**Kutipan Teks**
_ _ _ _

TAHUKAH kamu bahwa ada salah satu doa bebas utang yang diajarkan oleh Rasulullah SAW? Seperti kita tahu, seorang muslim diperbolehkan memiliki berutang kepada orang lain. Namun yang harus dipahami adalah bahwa proses utang harus sesuai syariat Islam dan tidak boleh ada riba di dalamnya.
Penting juga untuk diketahui bahwa orang yang berutang harus bertanggungjawab dan menepati janji yang disepakati untuk mengembalikan utangnya.
Kisah tentang bagaimana keluar dari lilitan utang salah satunya pernah terjadi ketika Ali bin Abi Thalib menjabat sebagai khalifah.
Dikutip dari Republika, ada sebuah kisah seseorang yang memiliki banyak utang, yang kemudian mengadu kepada Ali bin Abi Thalib sebagai khalifah saat itu. Dari kisah ini, kita sebagai umat Muslim juga dapat melakukannya sebagaimana jawaban yang disampaikan Ali kepada orang tersebut.
BACA JUGA: Hukum Jual Beli Utang dalam Islam
Adakah Doa Bebas Utang? Ini Penjelasannya
Kisah tersebut tentang permohonan doa kepada Allah ﷻ agar segala urusan dunia dimudahkan. Kisah ini terjadi saat Ali bin Abi Thalib menjadi khalifah.
Dalam riwayat yang diriwayatkan dari Abu Wa’il, seorang pria mendatangi Ali bin Abi Thalib dan berkata, “Wahai Amirul Mukminin, aku tidak bisa membayar utangku. Tolong bantu aku.”
Kemudian Ali bin Thalib berkata, “Apakah kamu mau aku ajarkan tentang sesuatu yang pernah diajarkan oleh Rasulullah ﷺ, yang jika kamu membacanya maka Allah ﷻ akan membuat utangmu lunas meski sebesar gunung?”
Si pria mengiyakannya. Lalu Ali bin Abi Thalib menyampaikan sebuah doa (doa bebas utang), sebagaimana berikut ini:
اَللّهُمَّ اكْفِنِىْ بِحَلَالِكَ عَنْ حَرَامِكَ وَاَغْنِنِيْ بِفَضْلِكَ عَمَّنْ سِوَاكَ
‘Allahummakfinii bihalaalika ‘an haroomika wa aghninii bi fadhlika ‘amman siwaaka’
Artinya, “Ya Allah, cukupkanlah aku dengan apa yang Engkau halalkan dari apa yang Engkau karuniakan. Dan dengan karunia-Mu, jadikanlah aku tidak membutuhkan kecuali kepada Engkau.” (HR Tirmidzi dan terdapat dalam Musnad Ahmad bin Hanbal)
Nabi Muhammad ﷺ melarang umatnya berputus-asa dari rahmat Allah ﷻ dan tidak boleh menyerah serta harus meyakini bahwa semua yang terjadi itu baik. Selain itu, seorang Muslim juga harus yakin bahwa qadha dan qadar itu ada di tangan Allah ﷻ.

_ _ _ _

**Segmen Data**

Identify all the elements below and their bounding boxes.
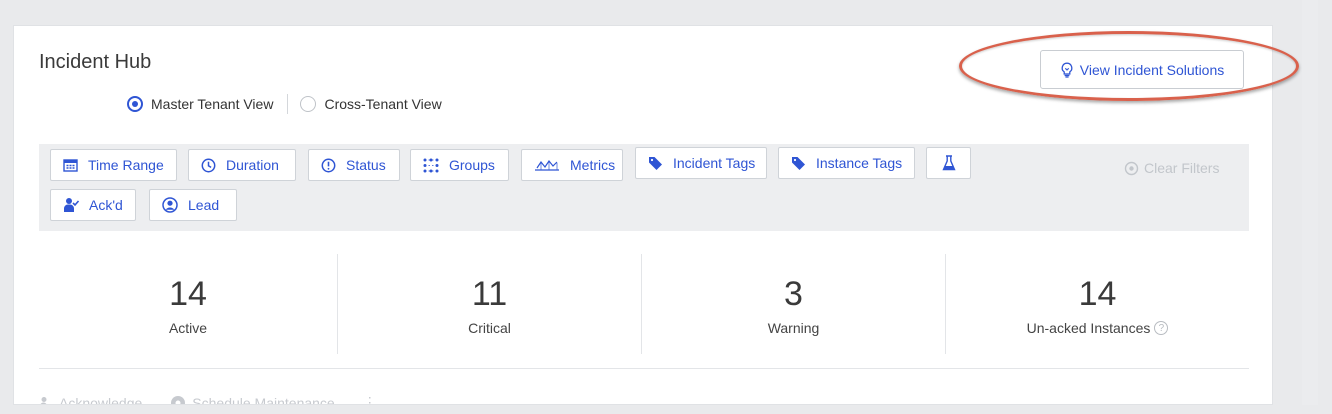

_ _ _ _

**Ketentuan Tugas**
[1] Jawablah pertanyaan berikut berdasarkan teks tentang doa bebas utang:
(a) Hal apa yang tidak boleh ada dalam proses utang menurut syariat Islam?
(b) Jabatan apa yang dipegang Ali bin Abi Thalib ketika kisah itu terjadi?
(c) Dari siapa riwayat tentang pria yang tidak bisa membayar utangnya itu berasal?
[2] Teruskan teks tentang doa bebas utang setelah kalimat terakhirnya.

**Jawaban yang Diberikan**
[1]
(a) Riba.
(b) Khalifah.
(c) Abu Wa’il.

[2]
Selain mengetahui doa bebas utang, kita juga harus tahu tiga syarat penting utang dalam Islam, yang dikutip dari buku Majalah Pengusaha Muslim:
Berutang dengan Niat Baik dan Berusaha Melunasinya
Poin utang dalam Islam pertama adalah mempunyai niat baik ketika berutang. Niat ini penting karena akan menentukan bagaimana kedepannya. Ketika orang berniat baik, dia akan berusaha sekuat tenaga untuk melunasi utang. Namun jika dia berniat buruk, maka ketika ada keluangan pun, akan selalu dicari-cari alasan agar dia tidak membayar utang.
Selain itu, jika seseorang berutang dengan tujuan buruk, maka dia telah berbuat zalim dan dosa. Bukan hanya kepada orang yang dipinjami utang, tetapi juga kepada Allah SWT.
Di antara tujuan buruk tersebut seperti:
a). Berutang untuk menutupi utang yang tidak terbayar
b). Berutang untuk sekedar bersenang-senang
c). Berutang dengan niat meminta. Karena biasanya jika meminta tidak diberi, maka digunakan istilah utang agar mau memberi.
d). Berutang dengan niat tidak akan melunasinya.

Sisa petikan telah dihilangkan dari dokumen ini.